### EXERCISE TASK
Retype the whole listing verbatim and keep the pictures out of it.

(begin)

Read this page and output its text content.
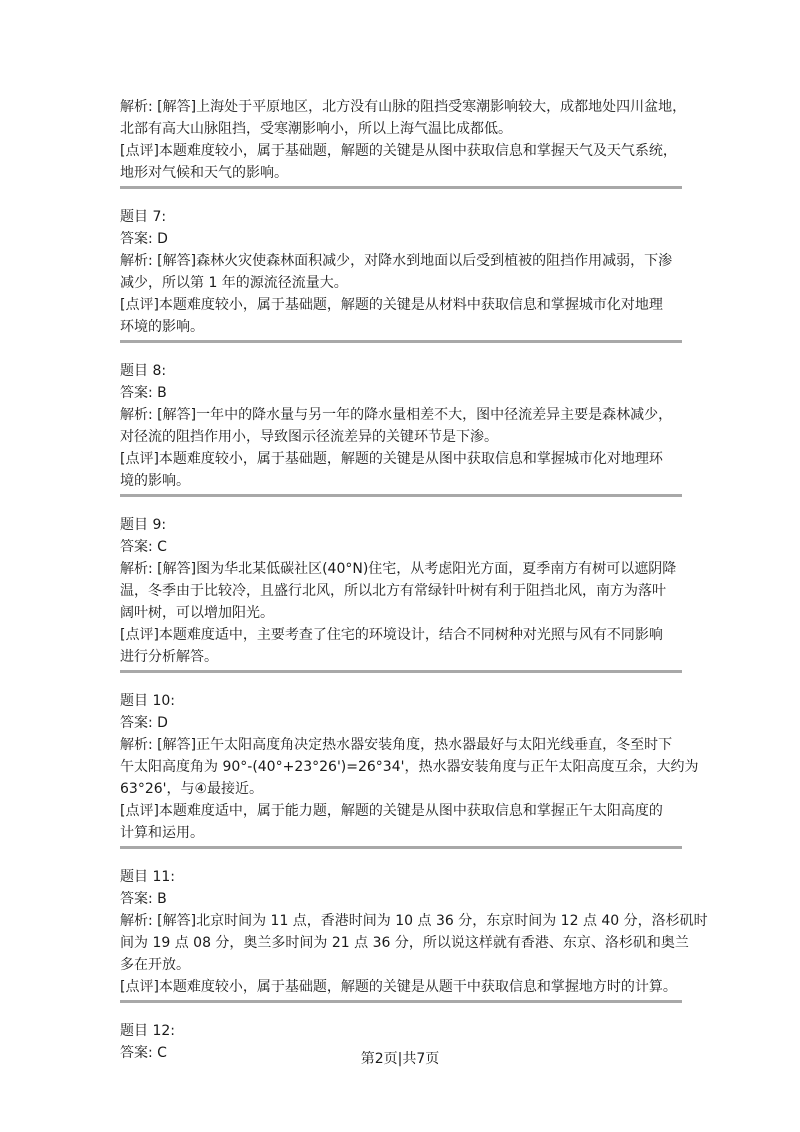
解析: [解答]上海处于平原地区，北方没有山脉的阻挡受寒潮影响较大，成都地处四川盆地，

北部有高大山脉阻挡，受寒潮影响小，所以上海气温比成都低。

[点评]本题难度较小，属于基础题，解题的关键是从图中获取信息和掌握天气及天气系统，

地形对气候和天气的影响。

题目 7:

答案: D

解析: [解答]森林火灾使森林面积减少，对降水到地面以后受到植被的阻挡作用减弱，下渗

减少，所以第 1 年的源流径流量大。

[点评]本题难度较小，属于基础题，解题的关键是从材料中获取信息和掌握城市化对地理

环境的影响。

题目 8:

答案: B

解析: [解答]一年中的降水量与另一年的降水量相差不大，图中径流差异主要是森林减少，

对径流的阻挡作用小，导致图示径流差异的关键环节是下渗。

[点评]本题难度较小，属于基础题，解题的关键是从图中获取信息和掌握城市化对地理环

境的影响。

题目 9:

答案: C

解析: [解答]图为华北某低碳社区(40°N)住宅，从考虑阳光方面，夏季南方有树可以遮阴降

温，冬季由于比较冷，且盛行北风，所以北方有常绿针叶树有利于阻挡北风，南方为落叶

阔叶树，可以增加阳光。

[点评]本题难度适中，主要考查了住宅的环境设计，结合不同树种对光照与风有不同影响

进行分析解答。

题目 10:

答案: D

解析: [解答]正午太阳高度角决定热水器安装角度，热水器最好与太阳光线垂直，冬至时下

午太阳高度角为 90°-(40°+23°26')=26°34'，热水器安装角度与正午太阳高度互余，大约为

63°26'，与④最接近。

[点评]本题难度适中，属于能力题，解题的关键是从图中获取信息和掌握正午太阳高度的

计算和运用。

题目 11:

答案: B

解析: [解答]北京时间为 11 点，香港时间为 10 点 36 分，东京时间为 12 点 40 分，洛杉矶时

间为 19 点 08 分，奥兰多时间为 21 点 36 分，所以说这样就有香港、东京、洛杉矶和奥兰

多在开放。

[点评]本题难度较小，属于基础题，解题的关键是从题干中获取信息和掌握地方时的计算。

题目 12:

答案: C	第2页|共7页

(end)

### TASK SOLUTION
Read this page and output its text content.
解析: [解答]上海处于平原地区，北方没有山脉的阻挡受寒潮影响较大，成都地处四川盆地，

北部有高大山脉阻挡，受寒潮影响小，所以上海气温比成都低。

[点评]本题难度较小，属于基础题，解题的关键是从图中获取信息和掌握天气及天气系统，

地形对气候和天气的影响。

题目 7:

答案: D

解析: [解答]森林火灾使森林面积减少，对降水到地面以后受到植被的阻挡作用减弱，下渗

减少，所以第 1 年的源流径流量大。

[点评]本题难度较小，属于基础题，解题的关键是从材料中获取信息和掌握城市化对地理

环境的影响。

题目 8:

答案: B

解析: [解答]一年中的降水量与另一年的降水量相差不大，图中径流差异主要是森林减少，

对径流的阻挡作用小，导致图示径流差异的关键环节是下渗。

[点评]本题难度较小，属于基础题，解题的关键是从图中获取信息和掌握城市化对地理环

境的影响。

题目 9:

答案: C

解析: [解答]图为华北某低碳社区(40°N)住宅，从考虑阳光方面，夏季南方有树可以遮阴降

温，冬季由于比较冷，且盛行北风，所以北方有常绿针叶树有利于阻挡北风，南方为落叶

阔叶树，可以增加阳光。

[点评]本题难度适中，主要考查了住宅的环境设计，结合不同树种对光照与风有不同影响

进行分析解答。

题目 10:

答案: D

解析: [解答]正午太阳高度角决定热水器安装角度，热水器最好与太阳光线垂直，冬至时下

午太阳高度角为 90°-(40°+23°26')=26°34'，热水器安装角度与正午太阳高度互余，大约为

63°26'，与④最接近。

[点评]本题难度适中，属于能力题，解题的关键是从图中获取信息和掌握正午太阳高度的

计算和运用。

题目 11:

答案: B

解析: [解答]北京时间为 11 点，香港时间为 10 点 36 分，东京时间为 12 点 40 分，洛杉矶时

间为 19 点 08 分，奥兰多时间为 21 点 36 分，所以说这样就有香港、东京、洛杉矶和奥兰

多在开放。

[点评]本题难度较小，属于基础题，解题的关键是从题干中获取信息和掌握地方时的计算。

题目 12:

答案: C	第2页|共7页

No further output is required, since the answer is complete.